◆ **Written exercise**: Your task is to print all of the material verbatim.

◆ **The input**:
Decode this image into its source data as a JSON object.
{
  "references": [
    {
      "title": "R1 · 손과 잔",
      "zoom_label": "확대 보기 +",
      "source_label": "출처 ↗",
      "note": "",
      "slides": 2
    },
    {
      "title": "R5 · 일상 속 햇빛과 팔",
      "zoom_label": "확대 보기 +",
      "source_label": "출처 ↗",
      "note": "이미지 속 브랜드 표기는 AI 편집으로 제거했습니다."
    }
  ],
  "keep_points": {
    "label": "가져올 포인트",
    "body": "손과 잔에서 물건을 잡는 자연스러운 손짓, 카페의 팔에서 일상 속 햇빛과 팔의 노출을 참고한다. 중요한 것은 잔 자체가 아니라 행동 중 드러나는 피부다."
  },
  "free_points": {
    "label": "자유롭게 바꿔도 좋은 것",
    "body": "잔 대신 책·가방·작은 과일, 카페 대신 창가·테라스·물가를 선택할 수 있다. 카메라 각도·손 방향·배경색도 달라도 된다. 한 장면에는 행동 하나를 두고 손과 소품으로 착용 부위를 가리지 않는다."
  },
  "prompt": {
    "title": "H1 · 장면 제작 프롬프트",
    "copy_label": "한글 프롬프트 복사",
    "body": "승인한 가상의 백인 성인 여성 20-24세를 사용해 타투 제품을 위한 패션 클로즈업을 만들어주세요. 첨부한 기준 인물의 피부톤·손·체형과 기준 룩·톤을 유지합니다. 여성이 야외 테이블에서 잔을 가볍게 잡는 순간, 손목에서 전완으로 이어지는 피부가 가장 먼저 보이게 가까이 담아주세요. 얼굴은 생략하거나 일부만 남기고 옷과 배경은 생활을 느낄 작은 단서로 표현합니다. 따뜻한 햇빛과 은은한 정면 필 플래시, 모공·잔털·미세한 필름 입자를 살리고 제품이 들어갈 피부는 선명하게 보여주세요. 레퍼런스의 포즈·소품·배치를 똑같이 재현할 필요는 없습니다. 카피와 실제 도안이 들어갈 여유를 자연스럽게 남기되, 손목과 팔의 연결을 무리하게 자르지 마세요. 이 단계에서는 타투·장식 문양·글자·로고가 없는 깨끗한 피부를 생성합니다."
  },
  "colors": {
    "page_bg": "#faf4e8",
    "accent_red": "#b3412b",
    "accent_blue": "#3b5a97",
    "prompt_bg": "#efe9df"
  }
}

◆ **The solution**:
Decode this image into its source data as a JSON object.
{
  "references": [
    {
      "title": "R1 · 손과 잔",
      "zoom_label": "확대 보기 +",
      "source_label": "출처 ↗",
      "note": "",
      "slides": 2
    },
    {
      "title": "R5 · 일상 속 햇빛과 팔",
      "zoom_label": "확대 보기 +",
      "source_label": "출처 ↗",
      "note": "이미지 속 브랜드 표기는 AI 편집으로 제거했습니다."
    }
  ],
  "keep_points": {
    "label": "가져올 포인트",
    "body": "손과 잔에서 물건을 잡는 자연스러운 손짓, 카페의 팔에서 일상 속 햇빛과 팔의 노출을 참고한다. 중요한 것은 잔 자체가 아니라 행동 중 드러나는 피부다."
  },
  "free_points": {
    "label": "자유롭게 바꿔도 좋은 것",
    "body": "잔 대신 책·가방·작은 과일, 카페 대신 창가·테라스·물가를 선택할 수 있다. 카메라 각도·손 방향·배경색도 달라도 된다. 한 장면에는 행동 하나를 두고 손과 소품으로 착용 부위를 가리지 않는다."
  },
  "prompt": {
    "title": "H1 · 장면 제작 프롬프트",
    "copy_label": "한글 프롬프트 복사",
    "body": "승인한 가상의 백인 성인 여성 20-24세를 사용해 타투 제품을 위한 패션 클로즈업을 만들어주세요. 첨부한 기준 인물의 피부톤·손·체형과 기준 룩·톤을 유지합니다. 여성이 야외 테이블에서 잔을 가볍게 잡는 순간, 손목에서 전완으로 이어지는 피부가 가장 먼저 보이게 가까이 담아주세요. 얼굴은 생략하거나 일부만 남기고 옷과 배경은 생활을 느낄 작은 단서로 표현합니다. 따뜻한 햇빛과 은은한 정면 필 플래시, 모공·잔털·미세한 필름 입자를 살리고 제품이 들어갈 피부는 선명하게 보여주세요. 레퍼런스의 포즈·소품·배치를 똑같이 재현할 필요는 없습니다. 카피와 실제 도안이 들어갈 여유를 자연스럽게 남기되, 손목과 팔의 연결을 무리하게 자르지 마세요. 이 단계에서는 타투·장식 문양·글자·로고가 없는 깨끗한 피부를 생성합니다."
  },
  "colors": {
    "page_bg": "#faf4e8",
    "accent_red": "#b3412b",
    "accent_blue": "#3b5a97",
    "prompt_bg": "#efe9df"
  }
}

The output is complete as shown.